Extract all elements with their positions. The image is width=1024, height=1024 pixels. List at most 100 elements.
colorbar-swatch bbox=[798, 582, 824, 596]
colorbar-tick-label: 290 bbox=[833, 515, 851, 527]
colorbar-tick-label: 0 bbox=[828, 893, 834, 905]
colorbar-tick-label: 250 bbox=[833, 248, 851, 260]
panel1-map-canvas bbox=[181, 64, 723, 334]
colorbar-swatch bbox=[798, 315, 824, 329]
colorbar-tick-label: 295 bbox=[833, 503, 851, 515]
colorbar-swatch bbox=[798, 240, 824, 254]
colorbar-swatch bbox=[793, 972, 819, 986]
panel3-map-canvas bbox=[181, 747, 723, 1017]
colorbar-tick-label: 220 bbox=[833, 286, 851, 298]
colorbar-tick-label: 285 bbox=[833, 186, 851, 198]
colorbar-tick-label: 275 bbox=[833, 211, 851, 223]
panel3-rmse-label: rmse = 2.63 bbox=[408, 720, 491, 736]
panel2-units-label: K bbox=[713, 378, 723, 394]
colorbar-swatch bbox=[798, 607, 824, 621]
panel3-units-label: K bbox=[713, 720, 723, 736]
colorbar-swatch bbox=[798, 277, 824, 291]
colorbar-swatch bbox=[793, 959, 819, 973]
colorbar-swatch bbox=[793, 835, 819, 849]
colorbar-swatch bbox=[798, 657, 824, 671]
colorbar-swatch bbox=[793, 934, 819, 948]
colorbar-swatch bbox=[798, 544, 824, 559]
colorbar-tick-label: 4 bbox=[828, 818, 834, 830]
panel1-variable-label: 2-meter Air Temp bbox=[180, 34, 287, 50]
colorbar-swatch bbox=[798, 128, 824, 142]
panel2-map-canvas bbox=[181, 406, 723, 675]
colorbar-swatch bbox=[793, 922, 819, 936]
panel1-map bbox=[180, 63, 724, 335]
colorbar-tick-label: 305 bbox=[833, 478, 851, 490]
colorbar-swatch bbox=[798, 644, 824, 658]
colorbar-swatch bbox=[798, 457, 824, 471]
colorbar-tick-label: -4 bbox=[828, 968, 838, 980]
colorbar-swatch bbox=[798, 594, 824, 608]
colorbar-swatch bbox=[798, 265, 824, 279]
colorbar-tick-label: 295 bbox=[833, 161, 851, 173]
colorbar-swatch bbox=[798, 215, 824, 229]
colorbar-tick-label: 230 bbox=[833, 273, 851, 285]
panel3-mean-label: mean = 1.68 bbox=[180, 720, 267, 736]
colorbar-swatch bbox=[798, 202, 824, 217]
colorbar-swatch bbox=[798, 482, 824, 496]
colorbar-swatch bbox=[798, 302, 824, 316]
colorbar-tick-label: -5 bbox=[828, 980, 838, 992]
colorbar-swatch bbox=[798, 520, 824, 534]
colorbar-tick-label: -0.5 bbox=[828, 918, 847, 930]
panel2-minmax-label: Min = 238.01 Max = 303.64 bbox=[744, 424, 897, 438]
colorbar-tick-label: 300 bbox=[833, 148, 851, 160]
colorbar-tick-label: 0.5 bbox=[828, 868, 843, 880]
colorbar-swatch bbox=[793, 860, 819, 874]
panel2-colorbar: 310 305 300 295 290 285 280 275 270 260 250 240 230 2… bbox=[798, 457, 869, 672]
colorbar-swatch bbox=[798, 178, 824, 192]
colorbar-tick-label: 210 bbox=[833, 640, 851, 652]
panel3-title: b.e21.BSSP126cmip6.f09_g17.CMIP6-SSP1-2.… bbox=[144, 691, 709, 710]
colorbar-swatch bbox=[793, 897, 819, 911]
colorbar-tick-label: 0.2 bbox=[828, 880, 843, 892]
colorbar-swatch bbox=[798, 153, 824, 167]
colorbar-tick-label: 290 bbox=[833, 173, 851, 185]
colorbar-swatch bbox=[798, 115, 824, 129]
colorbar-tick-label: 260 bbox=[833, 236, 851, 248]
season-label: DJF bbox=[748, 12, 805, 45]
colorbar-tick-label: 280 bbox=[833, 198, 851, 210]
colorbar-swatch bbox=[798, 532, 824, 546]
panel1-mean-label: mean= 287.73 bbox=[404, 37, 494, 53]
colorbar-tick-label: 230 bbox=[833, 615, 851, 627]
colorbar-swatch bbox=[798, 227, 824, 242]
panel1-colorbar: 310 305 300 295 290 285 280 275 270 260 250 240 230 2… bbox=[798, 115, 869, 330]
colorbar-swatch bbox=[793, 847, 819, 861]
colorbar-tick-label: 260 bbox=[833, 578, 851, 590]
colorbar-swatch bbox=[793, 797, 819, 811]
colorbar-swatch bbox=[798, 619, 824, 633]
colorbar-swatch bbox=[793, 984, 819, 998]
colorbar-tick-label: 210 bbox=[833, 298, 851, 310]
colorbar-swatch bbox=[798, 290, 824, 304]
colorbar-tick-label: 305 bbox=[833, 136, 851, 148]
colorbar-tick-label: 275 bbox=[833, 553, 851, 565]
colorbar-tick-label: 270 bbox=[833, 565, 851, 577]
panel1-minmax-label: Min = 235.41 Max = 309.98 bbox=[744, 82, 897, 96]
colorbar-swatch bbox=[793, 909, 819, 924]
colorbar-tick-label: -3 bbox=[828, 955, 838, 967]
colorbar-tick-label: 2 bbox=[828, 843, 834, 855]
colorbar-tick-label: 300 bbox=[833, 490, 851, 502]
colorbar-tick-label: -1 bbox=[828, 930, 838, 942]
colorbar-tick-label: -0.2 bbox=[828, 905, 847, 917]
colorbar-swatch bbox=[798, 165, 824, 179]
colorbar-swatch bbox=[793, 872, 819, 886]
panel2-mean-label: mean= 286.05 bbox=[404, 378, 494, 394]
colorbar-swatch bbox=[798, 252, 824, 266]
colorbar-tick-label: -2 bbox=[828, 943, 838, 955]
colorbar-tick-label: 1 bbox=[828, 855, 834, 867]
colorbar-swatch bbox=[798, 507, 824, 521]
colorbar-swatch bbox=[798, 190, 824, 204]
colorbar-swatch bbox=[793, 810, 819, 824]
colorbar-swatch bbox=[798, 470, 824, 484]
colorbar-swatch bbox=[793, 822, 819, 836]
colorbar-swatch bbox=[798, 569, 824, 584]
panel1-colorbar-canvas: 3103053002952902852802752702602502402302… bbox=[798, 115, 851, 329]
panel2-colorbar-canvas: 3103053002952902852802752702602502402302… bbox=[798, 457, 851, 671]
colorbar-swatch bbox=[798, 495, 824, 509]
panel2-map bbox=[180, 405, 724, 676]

- - - - -

| EXERCISE INSTRUCTIONS |
Put every line of the material above into a numbered list, leaving out any blank lines.

| RESPONSE |
1. Extract all elements with their positions. The image is width=1024, height=1024 pixels. List at most 100 elements.
2. colorbar-swatch bbox=[798, 582, 824, 596]
3. colorbar-tick-label: 290 bbox=[833, 515, 851, 527]
4. colorbar-tick-label: 0 bbox=[828, 893, 834, 905]
5. colorbar-tick-label: 250 bbox=[833, 248, 851, 260]
6. panel1-map-canvas bbox=[181, 64, 723, 334]
7. colorbar-swatch bbox=[798, 315, 824, 329]
8. colorbar-tick-label: 295 bbox=[833, 503, 851, 515]
9. colorbar-swatch bbox=[798, 240, 824, 254]
10. colorbar-swatch bbox=[793, 972, 819, 986]
11. panel3-map-canvas bbox=[181, 747, 723, 1017]
12. colorbar-tick-label: 220 bbox=[833, 286, 851, 298]
13. colorbar-tick-label: 285 bbox=[833, 186, 851, 198]
14. colorbar-tick-label: 275 bbox=[833, 211, 851, 223]
15. panel3-rmse-label: rmse = 2.63 bbox=[408, 720, 491, 736]
16. panel2-units-label: K bbox=[713, 378, 723, 394]
17. colorbar-swatch bbox=[798, 607, 824, 621]
18. panel3-units-label: K bbox=[713, 720, 723, 736]
19. colorbar-swatch bbox=[798, 277, 824, 291]
20. colorbar-swatch bbox=[793, 959, 819, 973]
21. colorbar-swatch bbox=[793, 835, 819, 849]
22. colorbar-swatch bbox=[798, 657, 824, 671]
23. colorbar-swatch bbox=[793, 934, 819, 948]
24. colorbar-swatch bbox=[798, 544, 824, 559]
25. colorbar-tick-label: 4 bbox=[828, 818, 834, 830]
26. panel1-variable-label: 2-meter Air Temp bbox=[180, 34, 287, 50]
27. colorbar-swatch bbox=[798, 128, 824, 142]
28. panel2-map-canvas bbox=[181, 406, 723, 675]
29. colorbar-swatch bbox=[793, 922, 819, 936]
30. panel1-map bbox=[180, 63, 724, 335]
31. colorbar-tick-label: 305 bbox=[833, 478, 851, 490]
32. colorbar-swatch bbox=[798, 644, 824, 658]
33. colorbar-swatch bbox=[798, 457, 824, 471]
34. colorbar-tick-label: -4 bbox=[828, 968, 838, 980]
35. colorbar-swatch bbox=[798, 594, 824, 608]
36. colorbar-swatch bbox=[798, 265, 824, 279]
37. colorbar-tick-label: 295 bbox=[833, 161, 851, 173]
38. colorbar-swatch bbox=[798, 215, 824, 229]
39. colorbar-tick-label: 230 bbox=[833, 273, 851, 285]
40. panel3-mean-label: mean = 1.68 bbox=[180, 720, 267, 736]
41. colorbar-swatch bbox=[798, 202, 824, 217]
42. colorbar-swatch bbox=[798, 482, 824, 496]
43. colorbar-swatch bbox=[798, 302, 824, 316]
44. colorbar-tick-label: -5 bbox=[828, 980, 838, 992]
45. colorbar-swatch bbox=[798, 520, 824, 534]
46. colorbar-tick-label: -0.5 bbox=[828, 918, 847, 930]
47. panel2-minmax-label: Min = 238.01 Max = 303.64 bbox=[744, 424, 897, 438]
48. colorbar-tick-label: 300 bbox=[833, 148, 851, 160]
49. colorbar-tick-label: 0.5 bbox=[828, 868, 843, 880]
50. colorbar-swatch bbox=[793, 860, 819, 874]
51. panel2-colorbar: 310 305 300 295 290 285 280 275 270 260 250 240 230 2… bbox=[798, 457, 869, 672]
52. colorbar-swatch bbox=[798, 178, 824, 192]
53. colorbar-tick-label: 210 bbox=[833, 640, 851, 652]
54. panel3-title: b.e21.BSSP126cmip6.f09_g17.CMIP6-SSP1-2.… bbox=[144, 691, 709, 710]
55. colorbar-swatch bbox=[793, 897, 819, 911]
56. colorbar-tick-label: 0.2 bbox=[828, 880, 843, 892]
57. colorbar-swatch bbox=[798, 153, 824, 167]
58. colorbar-tick-label: 290 bbox=[833, 173, 851, 185]
59. colorbar-swatch bbox=[798, 115, 824, 129]
60. colorbar-tick-label: 260 bbox=[833, 236, 851, 248]
61. season-label: DJF bbox=[748, 12, 805, 45]
62. colorbar-tick-label: 280 bbox=[833, 198, 851, 210]
63. colorbar-swatch bbox=[798, 532, 824, 546]
64. panel1-mean-label: mean= 287.73 bbox=[404, 37, 494, 53]
65. colorbar-tick-label: 230 bbox=[833, 615, 851, 627]
66. colorbar-swatch bbox=[798, 227, 824, 242]
67. panel1-colorbar: 310 305 300 295 290 285 280 275 270 260 250 240 230 2… bbox=[798, 115, 869, 330]
68. colorbar-swatch bbox=[793, 847, 819, 861]
69. colorbar-tick-label: 260 bbox=[833, 578, 851, 590]
70. colorbar-swatch bbox=[793, 797, 819, 811]
71. colorbar-swatch bbox=[798, 619, 824, 633]
72. colorbar-swatch bbox=[793, 984, 819, 998]
73. colorbar-tick-label: 210 bbox=[833, 298, 851, 310]
74. colorbar-swatch bbox=[798, 290, 824, 304]
75. colorbar-tick-label: 305 bbox=[833, 136, 851, 148]
76. colorbar-tick-label: 275 bbox=[833, 553, 851, 565]
77. colorbar-tick-label: 270 bbox=[833, 565, 851, 577]
78. panel1-minmax-label: Min = 235.41 Max = 309.98 bbox=[744, 82, 897, 96]
79. colorbar-swatch bbox=[793, 909, 819, 924]
80. colorbar-tick-label: -3 bbox=[828, 955, 838, 967]
81. colorbar-tick-label: 2 bbox=[828, 843, 834, 855]
82. colorbar-tick-label: 300 bbox=[833, 490, 851, 502]
83. colorbar-tick-label: -1 bbox=[828, 930, 838, 942]
84. colorbar-tick-label: -0.2 bbox=[828, 905, 847, 917]
85. colorbar-swatch bbox=[798, 165, 824, 179]
86. colorbar-swatch bbox=[793, 872, 819, 886]
87. panel2-mean-label: mean= 286.05 bbox=[404, 378, 494, 394]
88. colorbar-swatch bbox=[798, 252, 824, 266]
89. colorbar-tick-label: -2 bbox=[828, 943, 838, 955]
90. colorbar-tick-label: 1 bbox=[828, 855, 834, 867]
91. colorbar-swatch bbox=[798, 507, 824, 521]
92. colorbar-swatch bbox=[798, 190, 824, 204]
93. colorbar-swatch bbox=[793, 810, 819, 824]
94. colorbar-swatch bbox=[798, 470, 824, 484]
95. colorbar-swatch bbox=[793, 822, 819, 836]
96. colorbar-swatch bbox=[798, 569, 824, 584]
97. panel1-colorbar-canvas: 3103053002952902852802752702602502402302… bbox=[798, 115, 851, 329]
98. panel2-colorbar-canvas: 3103053002952902852802752702602502402302… bbox=[798, 457, 851, 671]
99. colorbar-swatch bbox=[798, 495, 824, 509]
100. panel2-map bbox=[180, 405, 724, 676]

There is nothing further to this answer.